[Dataset items]
════════════════

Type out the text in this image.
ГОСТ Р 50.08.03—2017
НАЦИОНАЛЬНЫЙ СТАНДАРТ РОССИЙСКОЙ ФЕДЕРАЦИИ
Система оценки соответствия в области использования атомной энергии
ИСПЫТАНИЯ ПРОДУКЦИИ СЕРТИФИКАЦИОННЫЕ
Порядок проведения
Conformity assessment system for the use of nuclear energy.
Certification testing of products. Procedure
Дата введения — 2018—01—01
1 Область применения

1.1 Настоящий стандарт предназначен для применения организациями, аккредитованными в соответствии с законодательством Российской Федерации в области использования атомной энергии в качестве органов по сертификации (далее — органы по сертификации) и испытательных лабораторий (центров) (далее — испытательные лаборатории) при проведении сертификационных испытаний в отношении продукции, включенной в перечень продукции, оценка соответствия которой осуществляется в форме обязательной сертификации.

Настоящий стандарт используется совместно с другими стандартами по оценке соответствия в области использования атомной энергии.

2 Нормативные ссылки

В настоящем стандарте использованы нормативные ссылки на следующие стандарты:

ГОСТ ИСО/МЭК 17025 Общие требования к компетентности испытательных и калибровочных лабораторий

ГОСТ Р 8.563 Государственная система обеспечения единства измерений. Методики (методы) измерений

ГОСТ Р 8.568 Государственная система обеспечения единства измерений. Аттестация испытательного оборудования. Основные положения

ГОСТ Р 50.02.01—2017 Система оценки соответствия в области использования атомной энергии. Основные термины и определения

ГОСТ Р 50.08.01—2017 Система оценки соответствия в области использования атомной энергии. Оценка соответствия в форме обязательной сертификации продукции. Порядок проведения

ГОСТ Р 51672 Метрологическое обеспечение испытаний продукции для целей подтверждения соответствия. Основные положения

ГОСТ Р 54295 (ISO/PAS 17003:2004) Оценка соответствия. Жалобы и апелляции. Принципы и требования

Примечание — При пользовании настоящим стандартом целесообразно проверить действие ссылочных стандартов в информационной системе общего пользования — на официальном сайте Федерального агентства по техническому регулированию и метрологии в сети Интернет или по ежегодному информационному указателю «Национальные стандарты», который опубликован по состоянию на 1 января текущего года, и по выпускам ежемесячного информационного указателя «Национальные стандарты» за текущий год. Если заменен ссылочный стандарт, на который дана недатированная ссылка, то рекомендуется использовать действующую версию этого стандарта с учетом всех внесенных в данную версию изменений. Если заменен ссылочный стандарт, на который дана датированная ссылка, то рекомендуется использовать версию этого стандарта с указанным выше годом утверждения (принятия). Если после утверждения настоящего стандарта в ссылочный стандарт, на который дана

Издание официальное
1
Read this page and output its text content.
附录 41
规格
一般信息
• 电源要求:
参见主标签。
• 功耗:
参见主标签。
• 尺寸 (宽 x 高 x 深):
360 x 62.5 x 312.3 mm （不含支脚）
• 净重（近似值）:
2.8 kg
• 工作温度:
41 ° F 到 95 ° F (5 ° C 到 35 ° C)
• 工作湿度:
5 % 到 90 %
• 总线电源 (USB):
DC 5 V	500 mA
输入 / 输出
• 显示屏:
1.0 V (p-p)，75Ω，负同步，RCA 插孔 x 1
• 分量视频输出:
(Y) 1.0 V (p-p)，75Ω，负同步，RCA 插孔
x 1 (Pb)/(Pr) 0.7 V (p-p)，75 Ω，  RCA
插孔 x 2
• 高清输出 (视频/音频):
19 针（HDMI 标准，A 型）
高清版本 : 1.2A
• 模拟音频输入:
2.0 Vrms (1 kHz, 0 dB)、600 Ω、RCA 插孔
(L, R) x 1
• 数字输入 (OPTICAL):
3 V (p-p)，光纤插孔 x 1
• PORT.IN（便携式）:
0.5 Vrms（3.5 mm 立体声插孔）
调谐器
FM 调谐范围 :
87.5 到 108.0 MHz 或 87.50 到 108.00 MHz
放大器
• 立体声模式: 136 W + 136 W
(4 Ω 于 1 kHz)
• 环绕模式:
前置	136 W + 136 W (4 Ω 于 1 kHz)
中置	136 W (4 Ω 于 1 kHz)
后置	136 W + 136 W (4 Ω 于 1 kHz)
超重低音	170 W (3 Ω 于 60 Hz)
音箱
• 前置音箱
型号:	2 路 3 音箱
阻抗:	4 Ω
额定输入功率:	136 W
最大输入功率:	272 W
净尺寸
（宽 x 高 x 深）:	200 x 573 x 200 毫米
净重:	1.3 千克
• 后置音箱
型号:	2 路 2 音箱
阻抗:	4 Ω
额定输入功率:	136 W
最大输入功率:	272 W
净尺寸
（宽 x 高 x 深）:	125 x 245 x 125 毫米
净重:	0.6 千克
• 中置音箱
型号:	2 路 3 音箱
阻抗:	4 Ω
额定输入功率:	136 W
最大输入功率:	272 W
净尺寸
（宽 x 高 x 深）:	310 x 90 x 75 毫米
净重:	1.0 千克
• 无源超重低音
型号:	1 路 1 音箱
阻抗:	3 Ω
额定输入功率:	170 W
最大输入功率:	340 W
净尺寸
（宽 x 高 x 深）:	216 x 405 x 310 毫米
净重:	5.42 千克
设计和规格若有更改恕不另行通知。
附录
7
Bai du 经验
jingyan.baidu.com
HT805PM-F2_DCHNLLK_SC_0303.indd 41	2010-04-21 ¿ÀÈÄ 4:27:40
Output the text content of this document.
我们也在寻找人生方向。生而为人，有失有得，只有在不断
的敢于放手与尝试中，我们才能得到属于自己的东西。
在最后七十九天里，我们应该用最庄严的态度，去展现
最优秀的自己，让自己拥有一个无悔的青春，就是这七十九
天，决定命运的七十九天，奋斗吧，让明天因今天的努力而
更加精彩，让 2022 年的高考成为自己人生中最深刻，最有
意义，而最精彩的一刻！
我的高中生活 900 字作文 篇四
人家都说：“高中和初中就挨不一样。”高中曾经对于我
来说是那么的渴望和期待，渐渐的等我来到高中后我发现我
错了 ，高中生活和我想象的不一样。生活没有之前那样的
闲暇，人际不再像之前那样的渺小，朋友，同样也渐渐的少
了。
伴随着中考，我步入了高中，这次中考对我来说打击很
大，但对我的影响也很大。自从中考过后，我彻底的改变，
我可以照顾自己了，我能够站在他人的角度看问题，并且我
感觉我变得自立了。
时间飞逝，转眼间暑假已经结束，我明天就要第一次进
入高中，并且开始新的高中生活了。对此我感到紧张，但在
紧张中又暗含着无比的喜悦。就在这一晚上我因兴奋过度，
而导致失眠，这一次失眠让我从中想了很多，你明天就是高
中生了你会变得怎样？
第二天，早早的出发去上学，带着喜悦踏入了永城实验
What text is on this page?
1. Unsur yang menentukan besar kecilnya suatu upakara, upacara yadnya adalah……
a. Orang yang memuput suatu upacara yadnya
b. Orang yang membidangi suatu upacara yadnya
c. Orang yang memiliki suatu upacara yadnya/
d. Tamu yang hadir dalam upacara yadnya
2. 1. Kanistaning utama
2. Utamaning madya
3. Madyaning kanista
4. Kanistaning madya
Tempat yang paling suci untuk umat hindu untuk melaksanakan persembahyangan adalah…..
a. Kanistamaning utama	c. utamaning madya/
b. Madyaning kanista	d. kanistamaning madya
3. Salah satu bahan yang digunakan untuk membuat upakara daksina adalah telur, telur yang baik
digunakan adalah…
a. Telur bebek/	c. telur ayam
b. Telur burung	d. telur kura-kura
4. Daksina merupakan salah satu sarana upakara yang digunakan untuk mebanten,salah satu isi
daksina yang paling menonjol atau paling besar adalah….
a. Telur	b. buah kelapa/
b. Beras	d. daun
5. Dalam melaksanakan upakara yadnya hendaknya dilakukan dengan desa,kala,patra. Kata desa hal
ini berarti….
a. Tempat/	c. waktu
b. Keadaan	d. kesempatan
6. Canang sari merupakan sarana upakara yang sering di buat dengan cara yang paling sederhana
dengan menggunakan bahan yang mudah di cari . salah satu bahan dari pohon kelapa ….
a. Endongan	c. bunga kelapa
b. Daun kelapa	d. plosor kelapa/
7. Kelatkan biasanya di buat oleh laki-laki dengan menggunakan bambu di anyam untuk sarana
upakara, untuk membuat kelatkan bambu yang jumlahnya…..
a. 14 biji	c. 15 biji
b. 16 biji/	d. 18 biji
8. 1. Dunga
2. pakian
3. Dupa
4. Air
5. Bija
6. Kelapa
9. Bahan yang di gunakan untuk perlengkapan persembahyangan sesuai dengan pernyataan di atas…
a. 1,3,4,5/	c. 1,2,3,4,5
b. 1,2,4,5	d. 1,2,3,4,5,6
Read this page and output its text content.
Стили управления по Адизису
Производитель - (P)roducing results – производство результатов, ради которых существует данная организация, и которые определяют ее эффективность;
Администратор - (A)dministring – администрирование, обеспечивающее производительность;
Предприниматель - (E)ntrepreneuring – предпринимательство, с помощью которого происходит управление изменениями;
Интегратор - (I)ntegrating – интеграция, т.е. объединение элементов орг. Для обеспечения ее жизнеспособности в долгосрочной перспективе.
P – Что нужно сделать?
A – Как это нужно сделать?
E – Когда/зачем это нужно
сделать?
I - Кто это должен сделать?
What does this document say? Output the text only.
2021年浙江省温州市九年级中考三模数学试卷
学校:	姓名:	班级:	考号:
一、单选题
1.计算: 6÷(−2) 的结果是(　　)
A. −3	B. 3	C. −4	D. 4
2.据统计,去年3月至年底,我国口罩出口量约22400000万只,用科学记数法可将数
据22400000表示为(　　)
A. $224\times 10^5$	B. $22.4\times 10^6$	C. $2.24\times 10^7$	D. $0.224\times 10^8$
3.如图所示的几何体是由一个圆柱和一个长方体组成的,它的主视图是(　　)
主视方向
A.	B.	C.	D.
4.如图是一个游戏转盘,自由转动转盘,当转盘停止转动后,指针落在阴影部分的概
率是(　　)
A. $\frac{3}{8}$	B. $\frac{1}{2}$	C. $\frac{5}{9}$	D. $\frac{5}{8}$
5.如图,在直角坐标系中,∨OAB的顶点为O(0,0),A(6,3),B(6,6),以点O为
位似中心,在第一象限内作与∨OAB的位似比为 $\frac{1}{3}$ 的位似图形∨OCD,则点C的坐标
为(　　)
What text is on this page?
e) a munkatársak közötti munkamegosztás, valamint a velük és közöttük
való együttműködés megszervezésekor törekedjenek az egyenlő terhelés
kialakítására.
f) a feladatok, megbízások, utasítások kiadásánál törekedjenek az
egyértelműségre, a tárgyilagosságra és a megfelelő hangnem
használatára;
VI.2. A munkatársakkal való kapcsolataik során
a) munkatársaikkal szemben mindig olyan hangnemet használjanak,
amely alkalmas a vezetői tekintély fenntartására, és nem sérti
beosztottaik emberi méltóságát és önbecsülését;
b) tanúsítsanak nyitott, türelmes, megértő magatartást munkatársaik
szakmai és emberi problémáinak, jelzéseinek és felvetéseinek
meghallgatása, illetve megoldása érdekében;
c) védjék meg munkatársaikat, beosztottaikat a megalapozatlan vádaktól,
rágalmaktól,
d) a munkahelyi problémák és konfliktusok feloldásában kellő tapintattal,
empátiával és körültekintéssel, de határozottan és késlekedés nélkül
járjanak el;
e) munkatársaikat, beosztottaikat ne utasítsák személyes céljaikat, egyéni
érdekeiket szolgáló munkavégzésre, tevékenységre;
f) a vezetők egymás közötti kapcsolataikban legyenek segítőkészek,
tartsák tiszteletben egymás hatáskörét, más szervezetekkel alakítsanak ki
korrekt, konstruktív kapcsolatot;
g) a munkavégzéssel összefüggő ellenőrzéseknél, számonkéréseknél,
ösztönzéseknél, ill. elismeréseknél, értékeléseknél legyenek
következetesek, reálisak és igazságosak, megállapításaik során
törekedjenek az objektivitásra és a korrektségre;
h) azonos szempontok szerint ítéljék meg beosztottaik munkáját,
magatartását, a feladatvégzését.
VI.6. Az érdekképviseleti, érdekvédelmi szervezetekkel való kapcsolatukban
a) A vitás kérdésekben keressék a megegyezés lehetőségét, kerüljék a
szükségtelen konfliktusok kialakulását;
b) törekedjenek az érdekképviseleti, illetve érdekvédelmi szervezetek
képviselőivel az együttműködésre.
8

════════════════

Read the entries and show each line that mentions "munkatársaikat".

c) védjék meg munkatársaikat, beosztottaikat a megalapozatlan vádaktól,
e) munkatársaikat, beosztottaikat ne utasítsák személyes céljaikat, egyéni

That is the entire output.